→ WHAT TO WORK ON
Please retype the data in full and exactly; the pictures are not part of the copy.

→ RECORD EXTRACTS
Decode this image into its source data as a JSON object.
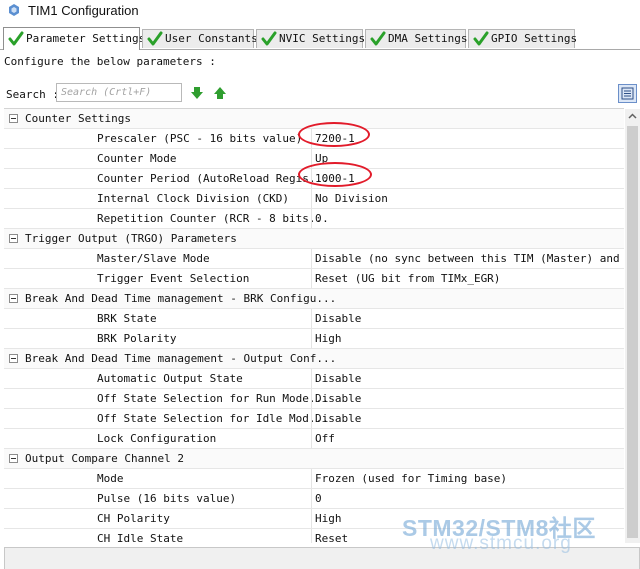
{
  "window": {
    "title": "TIM1 Configuration"
  },
  "tabs": [
    {
      "label": "Parameter Settings",
      "active": true
    },
    {
      "label": "User Constants",
      "active": false
    },
    {
      "label": "NVIC Settings",
      "active": false
    },
    {
      "label": "DMA Settings",
      "active": false
    },
    {
      "label": "GPIO Settings",
      "active": false
    }
  ],
  "configure_text": "Configure the below parameters :",
  "search": {
    "label": "Search :",
    "placeholder": "Search (Crtl+F)"
  },
  "groups": [
    {
      "title": "Counter Settings",
      "params": [
        {
          "name": "Prescaler (PSC - 16 bits value)",
          "value": "7200-1"
        },
        {
          "name": "Counter Mode",
          "value": "Up"
        },
        {
          "name": "Counter Period (AutoReload Regis...",
          "value": "1000-1"
        },
        {
          "name": "Internal Clock Division (CKD)",
          "value": "No Division"
        },
        {
          "name": "Repetition Counter (RCR - 8 bits...",
          "value": "0"
        }
      ]
    },
    {
      "title": "Trigger Output (TRGO) Parameters",
      "params": [
        {
          "name": "Master/Slave Mode",
          "value": "Disable (no sync between this TIM (Master) and ..."
        },
        {
          "name": "Trigger Event Selection",
          "value": "Reset (UG bit from TIMx_EGR)"
        }
      ]
    },
    {
      "title": "Break And Dead Time management - BRK Configu...",
      "params": [
        {
          "name": "BRK State",
          "value": "Disable"
        },
        {
          "name": "BRK Polarity",
          "value": "High"
        }
      ]
    },
    {
      "title": "Break And Dead Time management - Output Conf...",
      "params": [
        {
          "name": "Automatic Output State",
          "value": "Disable"
        },
        {
          "name": "Off State Selection for Run Mode...",
          "value": "Disable"
        },
        {
          "name": "Off State Selection for Idle Mod...",
          "value": "Disable"
        },
        {
          "name": "Lock Configuration",
          "value": "Off"
        }
      ]
    },
    {
      "title": "Output Compare Channel 2",
      "params": [
        {
          "name": "Mode",
          "value": "Frozen (used for Timing base)"
        },
        {
          "name": "Pulse (16 bits value)",
          "value": "0"
        },
        {
          "name": "CH Polarity",
          "value": "High"
        },
        {
          "name": "CH Idle State",
          "value": "Reset"
        }
      ]
    }
  ],
  "watermark": {
    "line1": "STM32/STM8社区",
    "line2": "www.stmcu.org"
  },
  "colors": {
    "highlight_ellipse": "#e21b2a",
    "check_green": "#2aa12a",
    "arrow_green": "#2f9e2f"
  },
  "icons": {
    "check": "check-icon",
    "title": "chip-icon",
    "down": "arrow-down-icon",
    "up": "arrow-up-icon",
    "view": "list-view-icon"
  }
}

→ WRITTEN SOLUTION
Decode this image into its source data as a JSON object.
{
  "window": {
    "title": "TIM1 Configuration"
  },
  "tabs": [
    {
      "label": "Parameter Settings",
      "active": true
    },
    {
      "label": "User Constants",
      "active": false
    },
    {
      "label": "NVIC Settings",
      "active": false
    },
    {
      "label": "DMA Settings",
      "active": false
    },
    {
      "label": "GPIO Settings",
      "active": false
    }
  ],
  "configure_text": "Configure the below parameters :",
  "search": {
    "label": "Search :",
    "placeholder": "Search (Crtl+F)"
  },
  "groups": [
    {
      "title": "Counter Settings",
      "params": [
        {
          "name": "Prescaler (PSC - 16 bits value)",
          "value": "7200-1"
        },
        {
          "name": "Counter Mode",
          "value": "Up"
        },
        {
          "name": "Counter Period (AutoReload Regis...",
          "value": "1000-1"
        },
        {
          "name": "Internal Clock Division (CKD)",
          "value": "No Division"
        },
        {
          "name": "Repetition Counter (RCR - 8 bits...",
          "value": "0"
        }
      ]
    },
    {
      "title": "Trigger Output (TRGO) Parameters",
      "params": [
        {
          "name": "Master/Slave Mode",
          "value": "Disable (no sync between this TIM (Master) and ..."
        },
        {
          "name": "Trigger Event Selection",
          "value": "Reset (UG bit from TIMx_EGR)"
        }
      ]
    },
    {
      "title": "Break And Dead Time management - BRK Configu...",
      "params": [
        {
          "name": "BRK State",
          "value": "Disable"
        },
        {
          "name": "BRK Polarity",
          "value": "High"
        }
      ]
    },
    {
      "title": "Break And Dead Time management - Output Conf...",
      "params": [
        {
          "name": "Automatic Output State",
          "value": "Disable"
        },
        {
          "name": "Off State Selection for Run Mode...",
          "value": "Disable"
        },
        {
          "name": "Off State Selection for Idle Mod...",
          "value": "Disable"
        },
        {
          "name": "Lock Configuration",
          "value": "Off"
        }
      ]
    },
    {
      "title": "Output Compare Channel 2",
      "params": [
        {
          "name": "Mode",
          "value": "Frozen (used for Timing base)"
        },
        {
          "name": "Pulse (16 bits value)",
          "value": "0"
        },
        {
          "name": "CH Polarity",
          "value": "High"
        },
        {
          "name": "CH Idle State",
          "value": "Reset"
        }
      ]
    }
  ],
  "watermark": {
    "line1": "STM32/STM8社区",
    "line2": "www.stmcu.org"
  },
  "colors": {
    "highlight_ellipse": "#e21b2a",
    "check_green": "#2aa12a",
    "arrow_green": "#2f9e2f"
  },
  "icons": {
    "check": "check-icon",
    "title": "chip-icon",
    "down": "arrow-down-icon",
    "up": "arrow-up-icon",
    "view": "list-view-icon"
  }
}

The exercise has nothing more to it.